Short task
All lines below must be repeated exactly, with the pictures omitted.

Data rows
-- Begin --
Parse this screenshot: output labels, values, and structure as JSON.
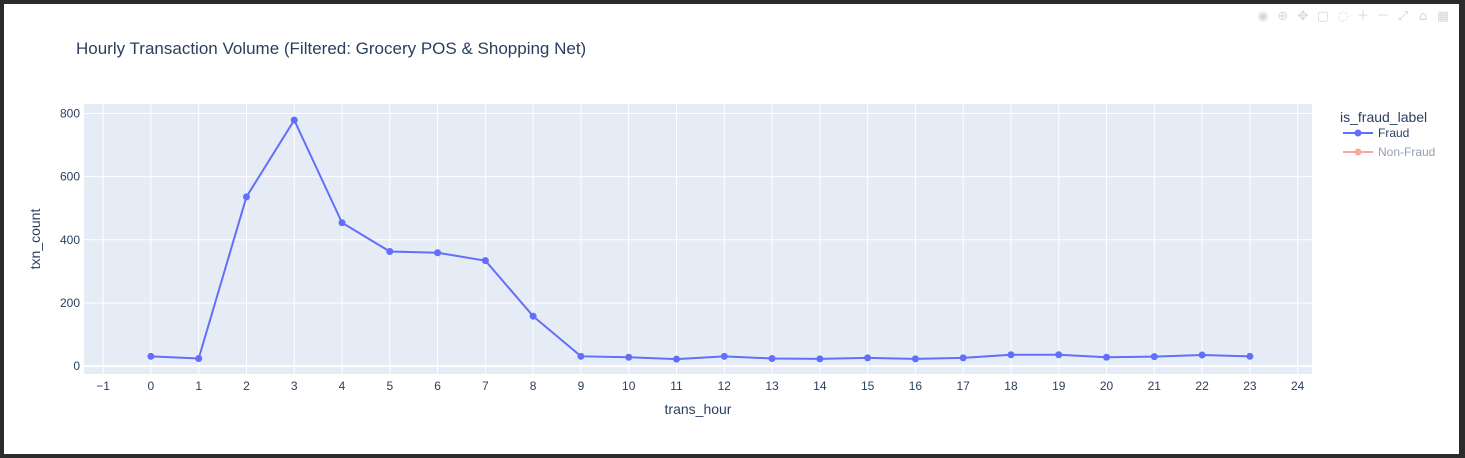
{
  "modebar": {
    "icons": [
      "camera-icon",
      "zoom-icon",
      "pan-icon",
      "box-select-icon",
      "lasso-icon",
      "zoom-in-icon",
      "zoom-out-icon",
      "autoscale-icon",
      "reset-axes-icon",
      "plotly-logo-icon"
    ],
    "glyphs": [
      "◉",
      "⊕",
      "✥",
      "▢",
      "◌",
      "＋",
      "－",
      "⤢",
      "⌂",
      "▦"
    ]
  },
  "chart_data": {
    "type": "line",
    "title": "Hourly Transaction Volume (Filtered: Grocery POS & Shopping Net)",
    "xlabel": "trans_hour",
    "ylabel": "txn_count",
    "xlim": [
      -1.4,
      24.3
    ],
    "ylim": [
      -25,
      830
    ],
    "xticks": [
      -1,
      0,
      1,
      2,
      3,
      4,
      5,
      6,
      7,
      8,
      9,
      10,
      11,
      12,
      13,
      14,
      15,
      16,
      17,
      18,
      19,
      20,
      21,
      22,
      23,
      24
    ],
    "xtick_labels": [
      "−1",
      "0",
      "1",
      "2",
      "3",
      "4",
      "5",
      "6",
      "7",
      "8",
      "9",
      "10",
      "11",
      "12",
      "13",
      "14",
      "15",
      "16",
      "17",
      "18",
      "19",
      "20",
      "21",
      "22",
      "23",
      "24"
    ],
    "yticks": [
      0,
      200,
      400,
      600,
      800
    ],
    "ytick_labels": [
      "0",
      "200",
      "400",
      "600",
      "800"
    ],
    "grid": true,
    "legend_title": "is_fraud_label",
    "legend_position": "right",
    "colors": {
      "plot_bg": "#E5ECF6",
      "grid": "#ffffff",
      "text": "#2a3f5f"
    },
    "series": [
      {
        "name": "Fraud",
        "color": "#636EFA",
        "visible": true,
        "x": [
          0,
          1,
          2,
          3,
          4,
          5,
          6,
          7,
          8,
          9,
          10,
          11,
          12,
          13,
          14,
          15,
          16,
          17,
          18,
          19,
          20,
          21,
          22,
          23
        ],
        "y": [
          31,
          24,
          536,
          779,
          454,
          363,
          359,
          334,
          158,
          31,
          28,
          22,
          31,
          24,
          23,
          26,
          23,
          26,
          36,
          36,
          28,
          30,
          35,
          31
        ]
      },
      {
        "name": "Non-Fraud",
        "color": "#EF553B",
        "visible": false,
        "x": [],
        "y": []
      }
    ]
  }
}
-- End --
Output for this task
Parse this screenshot: output labels, values, and structure as JSON.
{
  "modebar": {
    "icons": [
      "camera-icon",
      "zoom-icon",
      "pan-icon",
      "box-select-icon",
      "lasso-icon",
      "zoom-in-icon",
      "zoom-out-icon",
      "autoscale-icon",
      "reset-axes-icon",
      "plotly-logo-icon"
    ],
    "glyphs": [
      "◉",
      "⊕",
      "✥",
      "▢",
      "◌",
      "＋",
      "－",
      "⤢",
      "⌂",
      "▦"
    ]
  },
  "chart_data": {
    "type": "line",
    "title": "Hourly Transaction Volume (Filtered: Grocery POS & Shopping Net)",
    "xlabel": "trans_hour",
    "ylabel": "txn_count",
    "xlim": [
      -1.4,
      24.3
    ],
    "ylim": [
      -25,
      830
    ],
    "xticks": [
      -1,
      0,
      1,
      2,
      3,
      4,
      5,
      6,
      7,
      8,
      9,
      10,
      11,
      12,
      13,
      14,
      15,
      16,
      17,
      18,
      19,
      20,
      21,
      22,
      23,
      24
    ],
    "xtick_labels": [
      "−1",
      "0",
      "1",
      "2",
      "3",
      "4",
      "5",
      "6",
      "7",
      "8",
      "9",
      "10",
      "11",
      "12",
      "13",
      "14",
      "15",
      "16",
      "17",
      "18",
      "19",
      "20",
      "21",
      "22",
      "23",
      "24"
    ],
    "yticks": [
      0,
      200,
      400,
      600,
      800
    ],
    "ytick_labels": [
      "0",
      "200",
      "400",
      "600",
      "800"
    ],
    "grid": true,
    "legend_title": "is_fraud_label",
    "legend_position": "right",
    "colors": {
      "plot_bg": "#E5ECF6",
      "grid": "#ffffff",
      "text": "#2a3f5f"
    },
    "series": [
      {
        "name": "Fraud",
        "color": "#636EFA",
        "visible": true,
        "x": [
          0,
          1,
          2,
          3,
          4,
          5,
          6,
          7,
          8,
          9,
          10,
          11,
          12,
          13,
          14,
          15,
          16,
          17,
          18,
          19,
          20,
          21,
          22,
          23
        ],
        "y": [
          31,
          24,
          536,
          779,
          454,
          363,
          359,
          334,
          158,
          31,
          28,
          22,
          31,
          24,
          23,
          26,
          23,
          26,
          36,
          36,
          28,
          30,
          35,
          31
        ]
      },
      {
        "name": "Non-Fraud",
        "color": "#EF553B",
        "visible": false,
        "x": [],
        "y": []
      }
    ]
  }
}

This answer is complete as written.